- **Exercise details**
Render every line of the entries below as a numbered list, leaving out blank lines and the pictures.

- **Input records**
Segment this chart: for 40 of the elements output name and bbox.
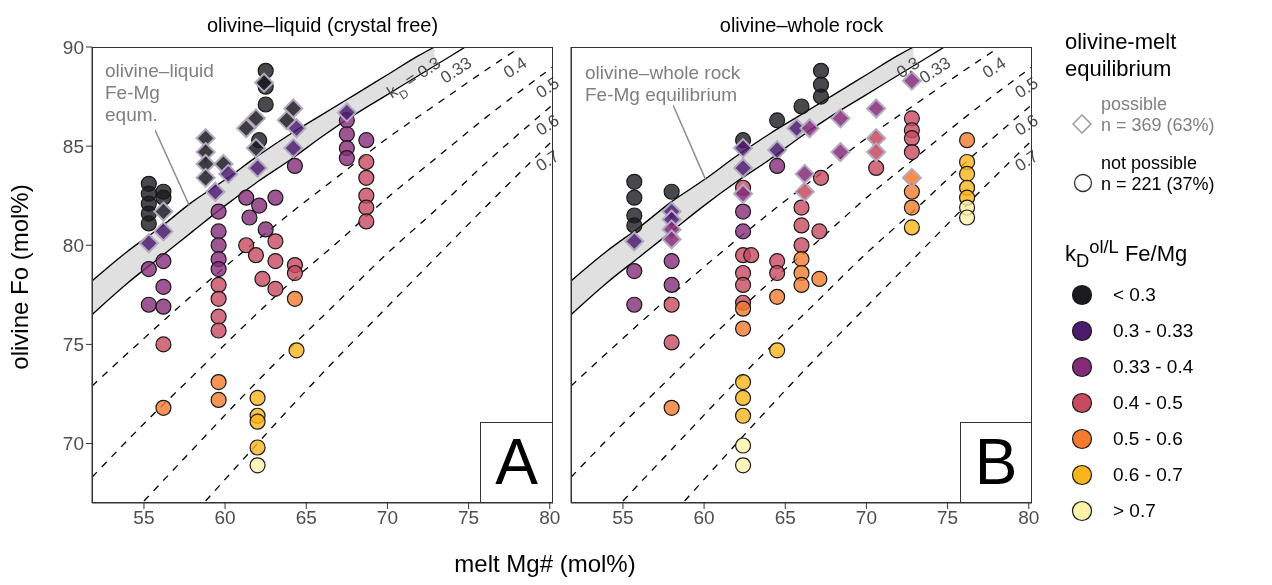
legend-label: > 0.7 xyxy=(1113,500,1156,522)
x-tick-label: 70 xyxy=(855,507,877,529)
x-tick-label: 55 xyxy=(133,507,155,529)
y-tick-label: 80 xyxy=(62,235,84,257)
legend-title: k$_{D}$$^{ol/L}$ Fe/Mg xyxy=(1065,236,1188,272)
legend-label: 0.33 - 0.4 xyxy=(1113,356,1194,378)
x-tick-label: 65 xyxy=(774,507,796,529)
annotation: A xyxy=(494,426,539,498)
x-tick-label: 65 xyxy=(295,507,317,529)
annotation: B xyxy=(973,426,1019,498)
x-tick-label: 70 xyxy=(376,507,398,529)
x-tick-label: 75 xyxy=(458,507,480,529)
text: 0.4 xyxy=(500,53,531,83)
x-tick-label: 60 xyxy=(693,507,715,529)
text: not possible n = 221 (37%) xyxy=(1101,153,1215,195)
y-axis-title: olivine Fo (mol%) xyxy=(6,183,34,372)
y-tick-label: 75 xyxy=(62,334,84,356)
text: 0.7 xyxy=(1011,146,1042,176)
legend-label: < 0.3 xyxy=(1113,284,1156,306)
x-axis-title: melt Mg# (mol%) xyxy=(453,550,637,578)
x-tick-label: 80 xyxy=(539,507,561,529)
legend-label: 0.5 - 0.6 xyxy=(1113,428,1183,450)
x-tick-label: 60 xyxy=(214,507,236,529)
text: olivine-melt equilibrium xyxy=(1065,28,1177,82)
y-tick-label: 85 xyxy=(62,135,84,157)
annotation: olivine–liquid Fe-Mg equm. xyxy=(105,60,214,126)
text: 0.7 xyxy=(532,146,563,176)
annotation: olivine–whole rock Fe-Mg equilibrium xyxy=(585,62,741,106)
text: 0.4 xyxy=(979,53,1010,83)
legend-label: 0.3 - 0.33 xyxy=(1113,320,1194,342)
legend-label: 0.4 - 0.5 xyxy=(1113,392,1183,414)
text: possible n = 369 (63%) xyxy=(1101,94,1215,136)
x-tick-label: 75 xyxy=(937,507,959,529)
x-tick-label: 55 xyxy=(612,507,634,529)
legend-label: 0.6 - 0.7 xyxy=(1113,464,1183,486)
chart-title: olivine–whole rock xyxy=(718,14,885,37)
chart-title: olivine–liquid (crystal free) xyxy=(205,14,440,37)
y-tick-label: 90 xyxy=(62,36,84,58)
x-tick-label: 80 xyxy=(1018,507,1040,529)
y-tick-label: 70 xyxy=(62,433,84,455)
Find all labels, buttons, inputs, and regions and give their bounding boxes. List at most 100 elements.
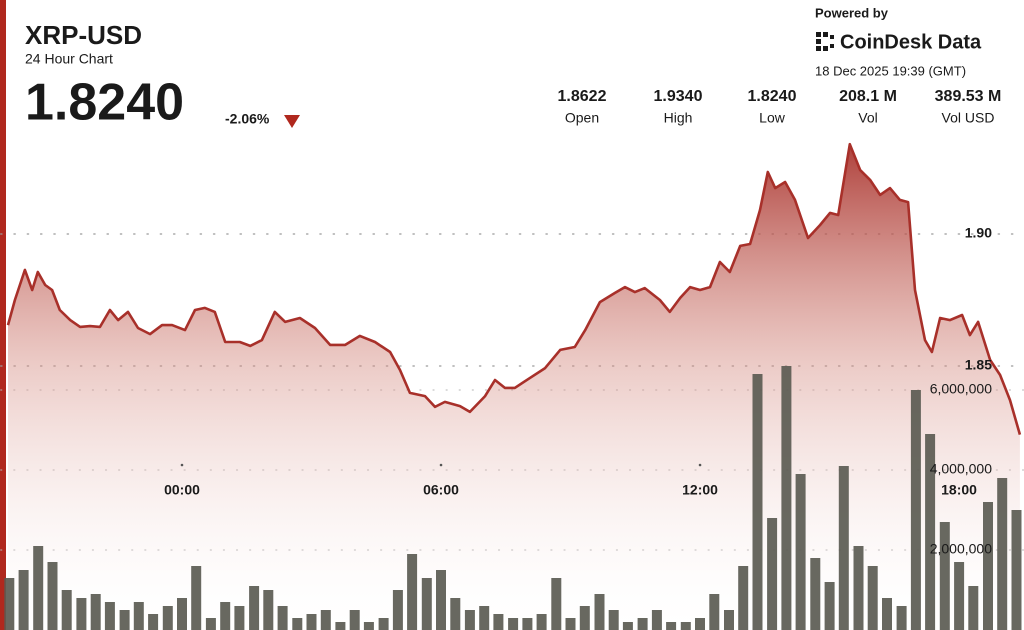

- **Finished answer**
1. Segment this chart: for 40 of the elements output name and bbox.
2. legend-label: > 0.7 xyxy=(1113,500,1156,522)
3. x-tick-label: 70 xyxy=(855,507,877,529)
4. x-tick-label: 55 xyxy=(133,507,155,529)
5. y-tick-label: 80 xyxy=(62,235,84,257)
6. legend-title: k$_{D}$$^{ol/L}$ Fe/Mg xyxy=(1065,236,1188,272)
7. legend-label: 0.33 - 0.4 xyxy=(1113,356,1194,378)
8. x-tick-label: 65 xyxy=(774,507,796,529)
9. annotation: A xyxy=(494,426,539,498)
10. x-tick-label: 65 xyxy=(295,507,317,529)
11. annotation: B xyxy=(973,426,1019,498)
12. x-tick-label: 70 xyxy=(376,507,398,529)
13. x-tick-label: 75 xyxy=(458,507,480,529)
14. text: 0.4 xyxy=(500,53,531,83)
15. x-tick-label: 60 xyxy=(693,507,715,529)
16. text: not possible n = 221 (37%) xyxy=(1101,153,1215,195)
17. y-axis-title: olivine Fo (mol%) xyxy=(6,183,34,372)
18. y-tick-label: 75 xyxy=(62,334,84,356)
19. text: 0.7 xyxy=(1011,146,1042,176)
20. legend-label: < 0.3 xyxy=(1113,284,1156,306)
21. x-axis-title: melt Mg# (mol%) xyxy=(453,550,637,578)
22. x-tick-label: 80 xyxy=(539,507,561,529)
23. legend-label: 0.5 - 0.6 xyxy=(1113,428,1183,450)
24. x-tick-label: 60 xyxy=(214,507,236,529)
25. text: olivine-melt equilibrium xyxy=(1065,28,1177,82)
26. y-tick-label: 85 xyxy=(62,135,84,157)
27. annotation: olivine–liquid Fe-Mg equm. xyxy=(105,60,214,126)
28. text: 0.7 xyxy=(532,146,563,176)
29. annotation: olivine–whole rock Fe-Mg equilibrium xyxy=(585,62,741,106)
30. text: 0.4 xyxy=(979,53,1010,83)
31. legend-label: 0.3 - 0.33 xyxy=(1113,320,1194,342)
32. legend-label: 0.4 - 0.5 xyxy=(1113,392,1183,414)
33. text: possible n = 369 (63%) xyxy=(1101,94,1215,136)
34. x-tick-label: 75 xyxy=(937,507,959,529)
35. x-tick-label: 55 xyxy=(612,507,634,529)
36. legend-label: 0.6 - 0.7 xyxy=(1113,464,1183,486)
37. chart-title: olivine–whole rock xyxy=(718,14,885,37)
38. chart-title: olivine–liquid (crystal free) xyxy=(205,14,440,37)
39. y-tick-label: 90 xyxy=(62,36,84,58)
40. x-tick-label: 80 xyxy=(1018,507,1040,529)
41. y-tick-label: 70 xyxy=(62,433,84,455)
42. Find all labels, buttons, inputs, and regions and give their bounding boxes. List at most 100 elements.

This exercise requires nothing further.